===== DATA SHOWN =====

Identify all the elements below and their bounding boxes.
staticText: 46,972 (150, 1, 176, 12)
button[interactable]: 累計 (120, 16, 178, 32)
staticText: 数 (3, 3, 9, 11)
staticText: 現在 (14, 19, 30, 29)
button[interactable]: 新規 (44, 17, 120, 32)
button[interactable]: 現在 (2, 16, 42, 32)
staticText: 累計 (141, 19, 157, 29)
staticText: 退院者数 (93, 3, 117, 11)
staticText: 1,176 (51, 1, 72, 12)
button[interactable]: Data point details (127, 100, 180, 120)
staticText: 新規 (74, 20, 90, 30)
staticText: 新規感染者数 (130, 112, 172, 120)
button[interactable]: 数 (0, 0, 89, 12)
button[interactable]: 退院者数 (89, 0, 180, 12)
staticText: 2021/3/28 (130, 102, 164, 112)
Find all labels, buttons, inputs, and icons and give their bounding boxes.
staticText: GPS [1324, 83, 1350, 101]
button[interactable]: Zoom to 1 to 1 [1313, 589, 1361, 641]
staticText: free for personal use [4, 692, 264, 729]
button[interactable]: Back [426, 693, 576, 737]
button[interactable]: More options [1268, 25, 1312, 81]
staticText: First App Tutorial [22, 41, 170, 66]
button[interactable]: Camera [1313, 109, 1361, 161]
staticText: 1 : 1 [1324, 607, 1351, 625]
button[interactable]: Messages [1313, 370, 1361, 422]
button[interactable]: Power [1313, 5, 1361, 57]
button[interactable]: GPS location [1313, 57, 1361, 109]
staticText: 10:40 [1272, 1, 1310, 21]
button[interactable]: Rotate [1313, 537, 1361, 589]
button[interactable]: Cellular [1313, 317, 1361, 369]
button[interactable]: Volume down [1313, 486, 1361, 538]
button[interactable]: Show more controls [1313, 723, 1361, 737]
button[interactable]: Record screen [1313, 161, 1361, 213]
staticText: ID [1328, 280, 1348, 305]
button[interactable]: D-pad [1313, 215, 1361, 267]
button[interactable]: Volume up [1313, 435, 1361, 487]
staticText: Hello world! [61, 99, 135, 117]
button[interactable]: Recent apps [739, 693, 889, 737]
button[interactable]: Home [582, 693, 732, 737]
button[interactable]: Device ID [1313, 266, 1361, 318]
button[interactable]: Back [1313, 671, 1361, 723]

=====
===== DATA SHOWN =====

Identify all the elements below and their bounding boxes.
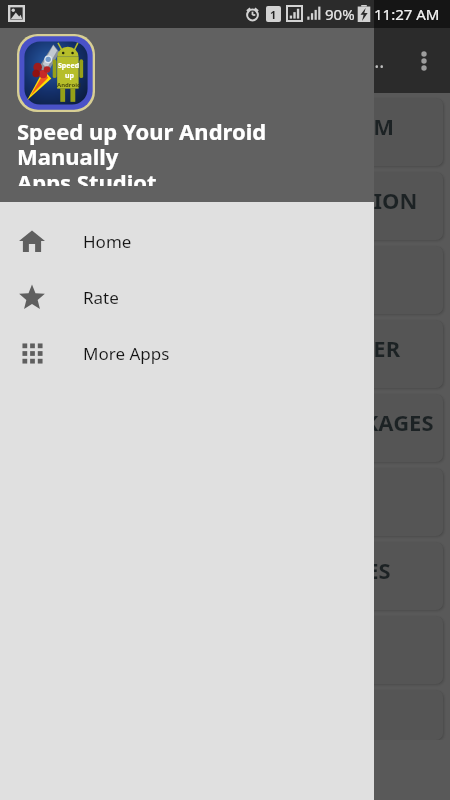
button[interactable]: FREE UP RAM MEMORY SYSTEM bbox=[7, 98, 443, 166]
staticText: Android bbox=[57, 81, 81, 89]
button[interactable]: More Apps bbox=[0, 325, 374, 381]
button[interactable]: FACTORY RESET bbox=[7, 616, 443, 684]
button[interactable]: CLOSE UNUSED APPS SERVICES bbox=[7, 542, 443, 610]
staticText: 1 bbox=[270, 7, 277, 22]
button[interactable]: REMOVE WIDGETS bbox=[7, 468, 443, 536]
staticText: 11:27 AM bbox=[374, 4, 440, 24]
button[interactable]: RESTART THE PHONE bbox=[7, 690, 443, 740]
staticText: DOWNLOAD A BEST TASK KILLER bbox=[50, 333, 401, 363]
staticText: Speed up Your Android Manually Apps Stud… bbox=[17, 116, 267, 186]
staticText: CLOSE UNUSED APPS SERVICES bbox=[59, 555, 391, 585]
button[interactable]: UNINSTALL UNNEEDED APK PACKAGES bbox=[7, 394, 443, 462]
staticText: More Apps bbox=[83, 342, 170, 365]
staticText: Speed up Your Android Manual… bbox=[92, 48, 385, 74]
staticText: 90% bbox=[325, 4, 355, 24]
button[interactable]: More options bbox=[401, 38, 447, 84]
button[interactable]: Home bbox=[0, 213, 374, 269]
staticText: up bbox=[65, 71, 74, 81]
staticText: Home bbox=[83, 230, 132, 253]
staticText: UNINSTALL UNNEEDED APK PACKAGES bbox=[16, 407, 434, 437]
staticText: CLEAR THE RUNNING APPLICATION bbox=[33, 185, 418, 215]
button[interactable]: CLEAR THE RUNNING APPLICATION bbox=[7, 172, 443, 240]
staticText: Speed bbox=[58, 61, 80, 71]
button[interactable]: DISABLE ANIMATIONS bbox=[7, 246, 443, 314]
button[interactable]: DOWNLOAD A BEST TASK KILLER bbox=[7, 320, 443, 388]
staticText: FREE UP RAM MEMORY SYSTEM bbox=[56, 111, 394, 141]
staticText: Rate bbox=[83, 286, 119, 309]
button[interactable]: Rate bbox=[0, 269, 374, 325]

=====

Rewrite the entries from the line holding "button[interactable]: FREE UP" through the line holding "staticText: Home bbox=[83, 230, 132, 253]", inclusive, with "More Apps" changed to "Other Apps" and nothing else altered.

SOLVED EXERCISE>
button[interactable]: FREE UP RAM MEMORY SYSTEM bbox=[7, 98, 443, 166]
staticText: Android bbox=[57, 81, 81, 89]
button[interactable]: Other Apps bbox=[0, 325, 374, 381]
button[interactable]: FACTORY RESET bbox=[7, 616, 443, 684]
button[interactable]: CLOSE UNUSED APPS SERVICES bbox=[7, 542, 443, 610]
staticText: 1 bbox=[270, 7, 277, 22]
button[interactable]: REMOVE WIDGETS bbox=[7, 468, 443, 536]
staticText: 11:27 AM bbox=[374, 4, 440, 24]
button[interactable]: RESTART THE PHONE bbox=[7, 690, 443, 740]
staticText: DOWNLOAD A BEST TASK KILLER bbox=[50, 333, 401, 363]
staticText: Speed up Your Android Manually Apps Stud… bbox=[17, 116, 267, 186]
staticText: CLOSE UNUSED APPS SERVICES bbox=[59, 555, 391, 585]
button[interactable]: UNINSTALL UNNEEDED APK PACKAGES bbox=[7, 394, 443, 462]
staticText: Other Apps bbox=[83, 342, 170, 365]
staticText: Speed up Your Android Manual… bbox=[92, 48, 385, 74]
staticText: 90% bbox=[325, 4, 355, 24]
button[interactable]: More options bbox=[401, 38, 447, 84]
button[interactable]: Home bbox=[0, 213, 374, 269]
staticText: up bbox=[65, 71, 74, 81]
staticText: Home bbox=[83, 230, 132, 253]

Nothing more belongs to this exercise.